-- ENTRIES SHOWN --
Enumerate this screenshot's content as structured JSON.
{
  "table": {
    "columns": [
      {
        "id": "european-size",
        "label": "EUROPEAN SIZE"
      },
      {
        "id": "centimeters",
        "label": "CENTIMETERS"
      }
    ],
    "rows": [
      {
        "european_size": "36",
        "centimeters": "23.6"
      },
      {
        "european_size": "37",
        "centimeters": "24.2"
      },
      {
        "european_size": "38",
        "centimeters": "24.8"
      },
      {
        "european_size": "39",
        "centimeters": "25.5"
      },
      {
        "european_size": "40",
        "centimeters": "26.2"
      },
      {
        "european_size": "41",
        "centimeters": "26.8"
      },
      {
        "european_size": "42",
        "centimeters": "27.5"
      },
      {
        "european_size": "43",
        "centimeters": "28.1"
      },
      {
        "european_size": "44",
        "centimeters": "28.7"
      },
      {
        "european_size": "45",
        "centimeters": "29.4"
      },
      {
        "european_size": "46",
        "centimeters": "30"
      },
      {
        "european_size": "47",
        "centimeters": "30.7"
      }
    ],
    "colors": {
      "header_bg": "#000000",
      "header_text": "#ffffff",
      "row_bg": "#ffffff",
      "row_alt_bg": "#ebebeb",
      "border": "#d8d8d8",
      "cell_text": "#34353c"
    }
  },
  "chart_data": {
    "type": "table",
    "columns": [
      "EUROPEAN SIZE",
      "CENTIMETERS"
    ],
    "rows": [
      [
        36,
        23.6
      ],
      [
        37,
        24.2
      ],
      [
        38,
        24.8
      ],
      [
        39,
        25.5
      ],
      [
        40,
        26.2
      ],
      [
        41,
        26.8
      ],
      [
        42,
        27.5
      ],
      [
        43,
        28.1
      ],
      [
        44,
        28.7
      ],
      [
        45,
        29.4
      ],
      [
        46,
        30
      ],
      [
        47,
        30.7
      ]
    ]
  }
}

-- WHAT TO PRODUCE --
Repeat the entries exactly, all of them.

-- SOLUTION TO THE PROBLEM --
Enumerate this screenshot's content as structured JSON.
{
  "table": {
    "columns": [
      {
        "id": "european-size",
        "label": "EUROPEAN SIZE"
      },
      {
        "id": "centimeters",
        "label": "CENTIMETERS"
      }
    ],
    "rows": [
      {
        "european_size": "36",
        "centimeters": "23.6"
      },
      {
        "european_size": "37",
        "centimeters": "24.2"
      },
      {
        "european_size": "38",
        "centimeters": "24.8"
      },
      {
        "european_size": "39",
        "centimeters": "25.5"
      },
      {
        "european_size": "40",
        "centimeters": "26.2"
      },
      {
        "european_size": "41",
        "centimeters": "26.8"
      },
      {
        "european_size": "42",
        "centimeters": "27.5"
      },
      {
        "european_size": "43",
        "centimeters": "28.1"
      },
      {
        "european_size": "44",
        "centimeters": "28.7"
      },
      {
        "european_size": "45",
        "centimeters": "29.4"
      },
      {
        "european_size": "46",
        "centimeters": "30"
      },
      {
        "european_size": "47",
        "centimeters": "30.7"
      }
    ],
    "colors": {
      "header_bg": "#000000",
      "header_text": "#ffffff",
      "row_bg": "#ffffff",
      "row_alt_bg": "#ebebeb",
      "border": "#d8d8d8",
      "cell_text": "#34353c"
    }
  },
  "chart_data": {
    "type": "table",
    "columns": [
      "EUROPEAN SIZE",
      "CENTIMETERS"
    ],
    "rows": [
      [
        36,
        23.6
      ],
      [
        37,
        24.2
      ],
      [
        38,
        24.8
      ],
      [
        39,
        25.5
      ],
      [
        40,
        26.2
      ],
      [
        41,
        26.8
      ],
      [
        42,
        27.5
      ],
      [
        43,
        28.1
      ],
      [
        44,
        28.7
      ],
      [
        45,
        29.4
      ],
      [
        46,
        30
      ],
      [
        47,
        30.7
      ]
    ]
  }
}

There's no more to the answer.